• _The problem_
Lines that hold the string "this" are to be counted; give only their number.

• _Source material_
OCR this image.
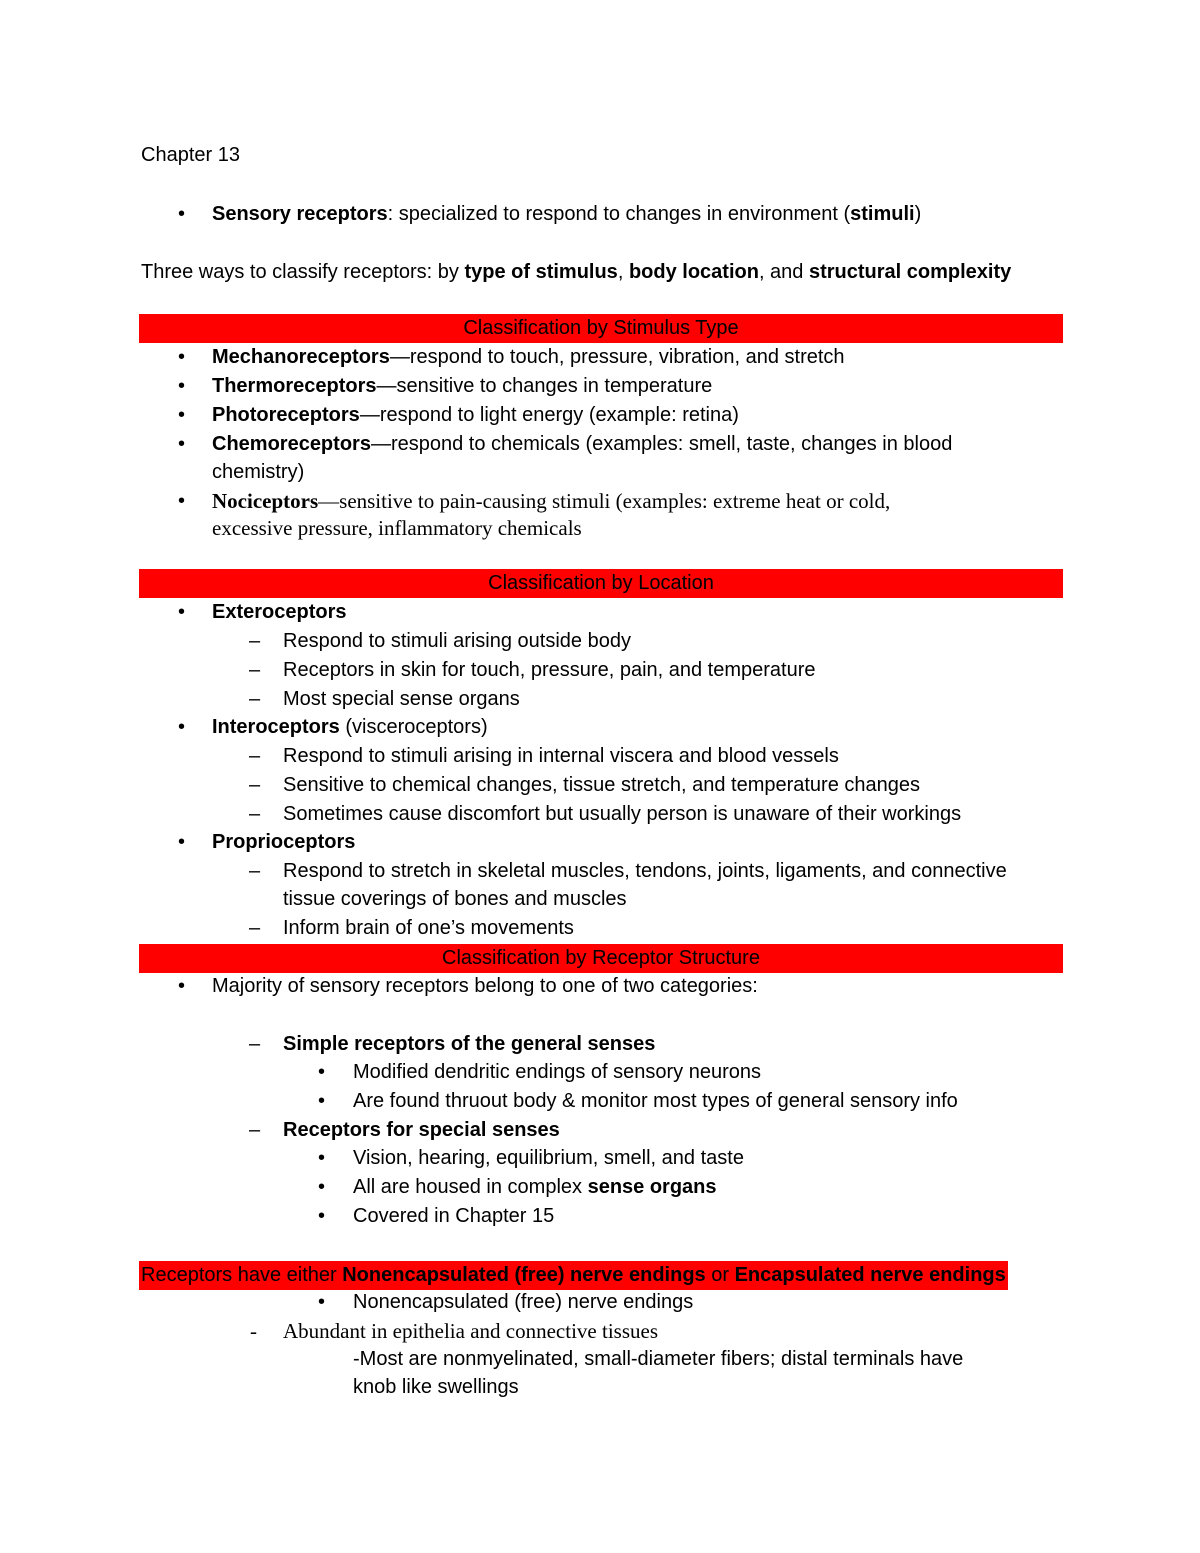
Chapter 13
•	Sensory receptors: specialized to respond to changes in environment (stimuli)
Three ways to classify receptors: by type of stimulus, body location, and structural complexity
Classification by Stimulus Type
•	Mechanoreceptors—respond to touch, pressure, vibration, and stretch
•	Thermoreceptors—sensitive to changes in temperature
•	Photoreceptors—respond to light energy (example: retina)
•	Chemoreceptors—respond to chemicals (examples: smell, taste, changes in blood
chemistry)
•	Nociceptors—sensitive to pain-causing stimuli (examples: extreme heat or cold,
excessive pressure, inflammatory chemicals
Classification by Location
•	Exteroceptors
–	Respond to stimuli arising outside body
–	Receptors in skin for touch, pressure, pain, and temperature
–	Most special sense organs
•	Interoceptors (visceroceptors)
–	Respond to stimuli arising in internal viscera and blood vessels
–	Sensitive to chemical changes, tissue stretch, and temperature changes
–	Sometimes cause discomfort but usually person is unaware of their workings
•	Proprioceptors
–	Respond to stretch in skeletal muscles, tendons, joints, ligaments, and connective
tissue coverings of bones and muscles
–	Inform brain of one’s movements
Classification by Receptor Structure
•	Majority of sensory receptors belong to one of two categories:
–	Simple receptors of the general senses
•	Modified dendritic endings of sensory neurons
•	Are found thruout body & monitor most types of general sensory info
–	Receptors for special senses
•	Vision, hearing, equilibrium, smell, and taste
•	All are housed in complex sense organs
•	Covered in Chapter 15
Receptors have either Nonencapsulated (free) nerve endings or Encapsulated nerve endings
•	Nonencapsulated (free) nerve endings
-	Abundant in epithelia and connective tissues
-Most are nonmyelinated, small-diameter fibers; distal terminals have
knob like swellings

--

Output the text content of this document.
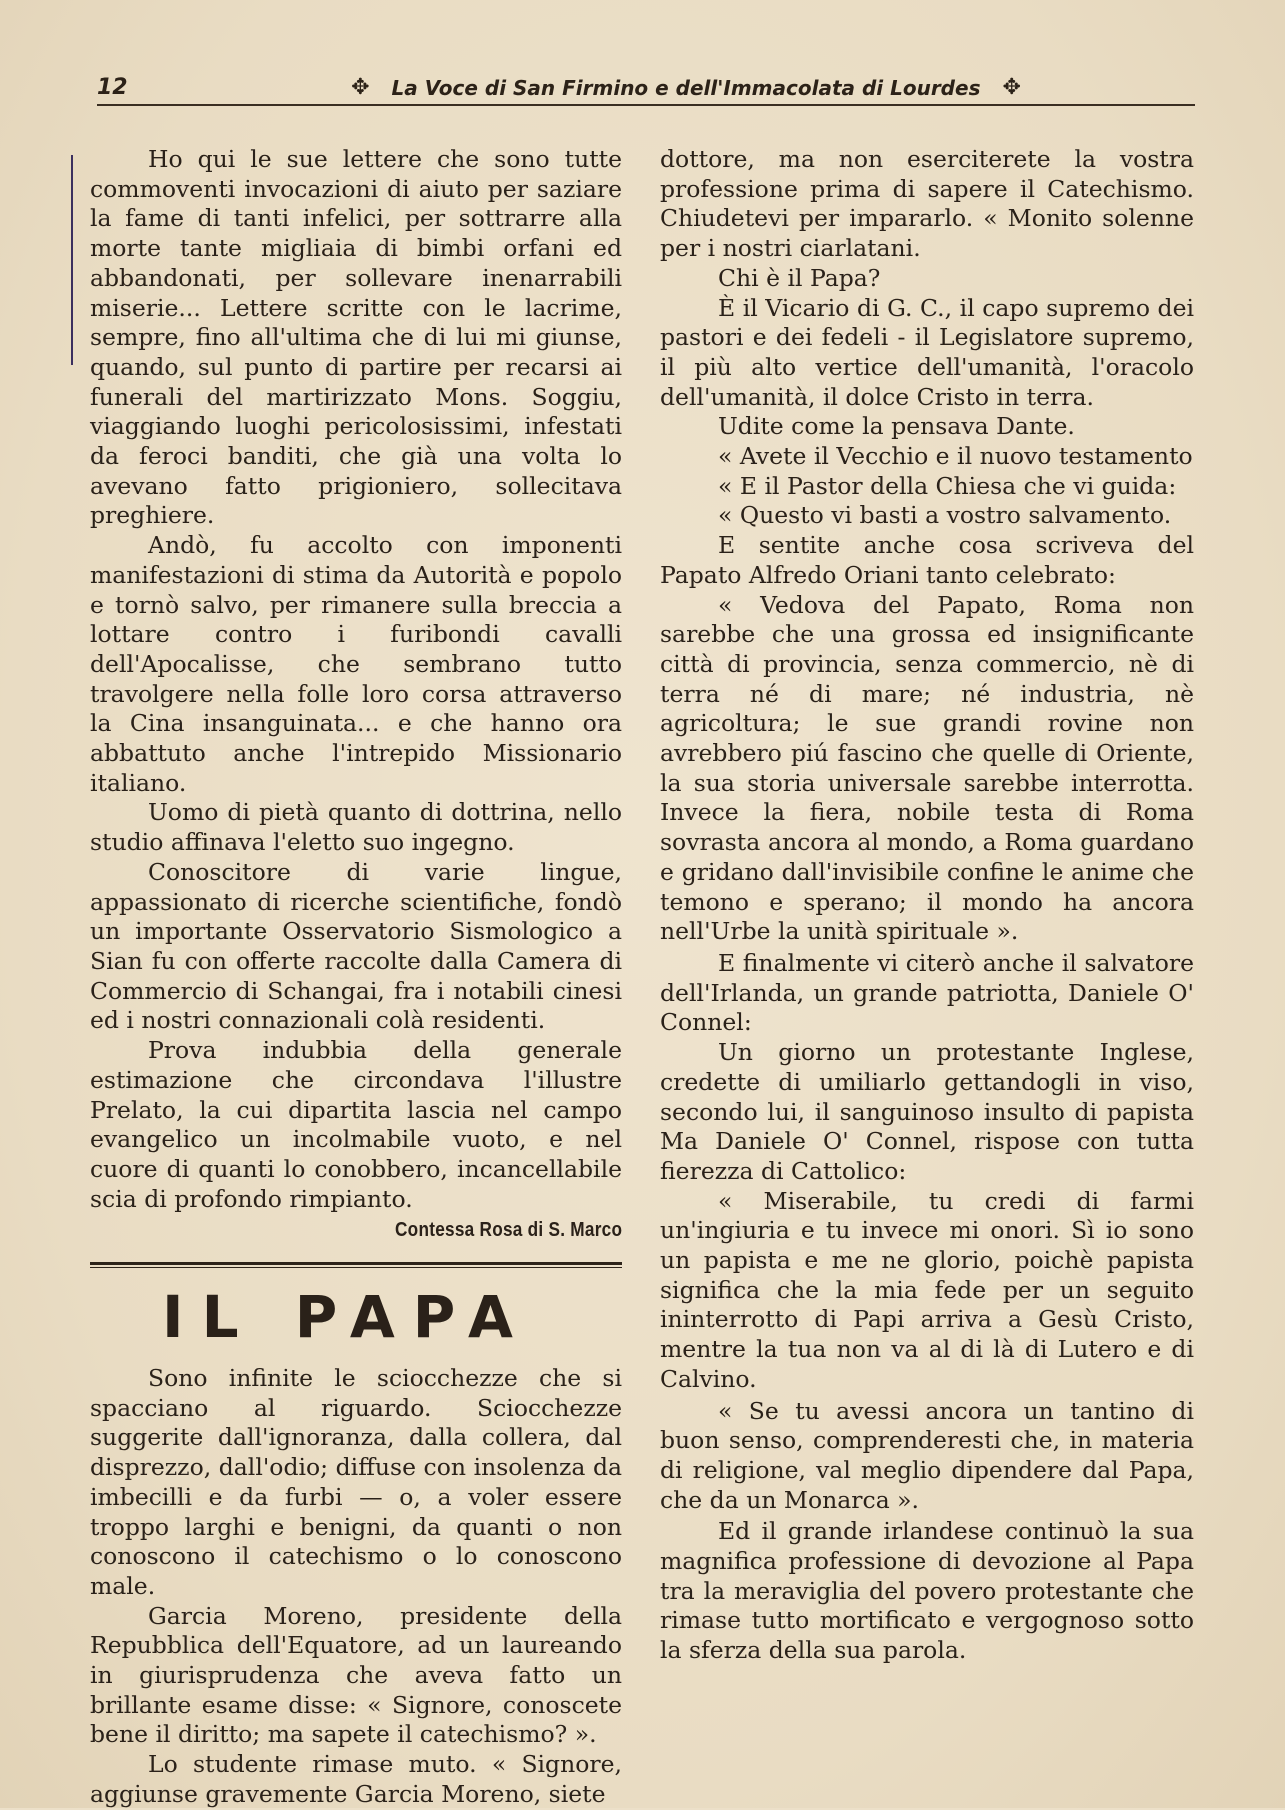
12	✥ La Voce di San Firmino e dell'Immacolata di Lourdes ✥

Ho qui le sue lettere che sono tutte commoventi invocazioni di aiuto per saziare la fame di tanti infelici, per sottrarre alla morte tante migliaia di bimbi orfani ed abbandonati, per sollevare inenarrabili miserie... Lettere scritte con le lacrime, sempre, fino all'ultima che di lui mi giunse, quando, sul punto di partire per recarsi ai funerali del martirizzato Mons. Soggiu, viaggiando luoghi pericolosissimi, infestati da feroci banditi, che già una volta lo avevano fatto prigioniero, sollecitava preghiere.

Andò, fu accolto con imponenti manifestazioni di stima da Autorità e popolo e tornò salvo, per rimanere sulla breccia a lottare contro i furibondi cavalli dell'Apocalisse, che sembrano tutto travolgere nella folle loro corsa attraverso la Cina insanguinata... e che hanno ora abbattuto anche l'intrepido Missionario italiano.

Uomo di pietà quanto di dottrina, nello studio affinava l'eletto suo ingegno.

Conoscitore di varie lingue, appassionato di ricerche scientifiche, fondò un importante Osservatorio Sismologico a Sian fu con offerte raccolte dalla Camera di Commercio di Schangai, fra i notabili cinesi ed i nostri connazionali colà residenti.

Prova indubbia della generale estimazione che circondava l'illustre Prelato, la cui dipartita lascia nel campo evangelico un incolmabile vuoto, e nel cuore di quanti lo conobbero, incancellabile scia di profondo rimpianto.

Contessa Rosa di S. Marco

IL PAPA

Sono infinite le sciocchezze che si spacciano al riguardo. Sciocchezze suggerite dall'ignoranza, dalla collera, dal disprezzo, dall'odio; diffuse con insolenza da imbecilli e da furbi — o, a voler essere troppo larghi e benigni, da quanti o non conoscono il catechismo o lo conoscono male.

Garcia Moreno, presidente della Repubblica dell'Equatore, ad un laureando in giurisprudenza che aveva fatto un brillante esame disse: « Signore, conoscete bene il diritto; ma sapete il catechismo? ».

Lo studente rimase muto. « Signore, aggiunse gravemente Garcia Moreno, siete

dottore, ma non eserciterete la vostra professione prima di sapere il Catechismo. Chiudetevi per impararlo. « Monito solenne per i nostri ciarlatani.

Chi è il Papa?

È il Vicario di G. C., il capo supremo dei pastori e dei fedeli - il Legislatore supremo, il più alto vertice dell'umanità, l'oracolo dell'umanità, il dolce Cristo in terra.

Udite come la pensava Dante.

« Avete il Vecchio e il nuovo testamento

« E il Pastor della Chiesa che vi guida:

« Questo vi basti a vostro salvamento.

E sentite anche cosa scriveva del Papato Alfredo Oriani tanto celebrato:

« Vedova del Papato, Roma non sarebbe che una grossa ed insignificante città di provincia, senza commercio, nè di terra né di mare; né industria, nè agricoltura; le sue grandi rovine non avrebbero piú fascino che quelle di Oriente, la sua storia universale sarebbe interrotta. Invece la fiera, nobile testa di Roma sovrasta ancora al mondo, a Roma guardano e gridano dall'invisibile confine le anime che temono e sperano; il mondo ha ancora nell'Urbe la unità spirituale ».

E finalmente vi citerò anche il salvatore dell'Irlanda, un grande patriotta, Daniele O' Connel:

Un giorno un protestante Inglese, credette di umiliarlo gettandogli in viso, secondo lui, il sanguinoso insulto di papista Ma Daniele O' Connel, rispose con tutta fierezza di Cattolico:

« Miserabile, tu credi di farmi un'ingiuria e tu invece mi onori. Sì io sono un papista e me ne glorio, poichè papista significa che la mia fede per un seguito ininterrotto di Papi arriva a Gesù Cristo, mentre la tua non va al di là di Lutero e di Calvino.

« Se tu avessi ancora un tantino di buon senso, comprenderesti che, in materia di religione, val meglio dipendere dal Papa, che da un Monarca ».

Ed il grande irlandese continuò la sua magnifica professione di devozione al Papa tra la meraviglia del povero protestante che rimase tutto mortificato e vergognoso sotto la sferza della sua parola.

--

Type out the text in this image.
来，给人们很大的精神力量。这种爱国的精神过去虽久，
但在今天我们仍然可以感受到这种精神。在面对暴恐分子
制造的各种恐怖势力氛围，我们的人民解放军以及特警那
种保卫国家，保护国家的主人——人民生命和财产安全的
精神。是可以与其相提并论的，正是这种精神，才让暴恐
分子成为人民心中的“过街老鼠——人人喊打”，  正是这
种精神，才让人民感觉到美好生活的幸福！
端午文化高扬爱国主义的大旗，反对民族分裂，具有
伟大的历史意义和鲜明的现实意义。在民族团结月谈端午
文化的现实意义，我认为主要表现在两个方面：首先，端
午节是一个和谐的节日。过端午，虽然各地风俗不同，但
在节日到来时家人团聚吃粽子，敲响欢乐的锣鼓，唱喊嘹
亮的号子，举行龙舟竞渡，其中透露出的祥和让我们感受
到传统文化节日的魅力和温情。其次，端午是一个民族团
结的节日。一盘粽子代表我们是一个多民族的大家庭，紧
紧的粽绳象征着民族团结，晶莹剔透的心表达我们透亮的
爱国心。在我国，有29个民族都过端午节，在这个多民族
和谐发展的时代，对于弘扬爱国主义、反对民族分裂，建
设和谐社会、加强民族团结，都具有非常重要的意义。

• _Finished answer_
3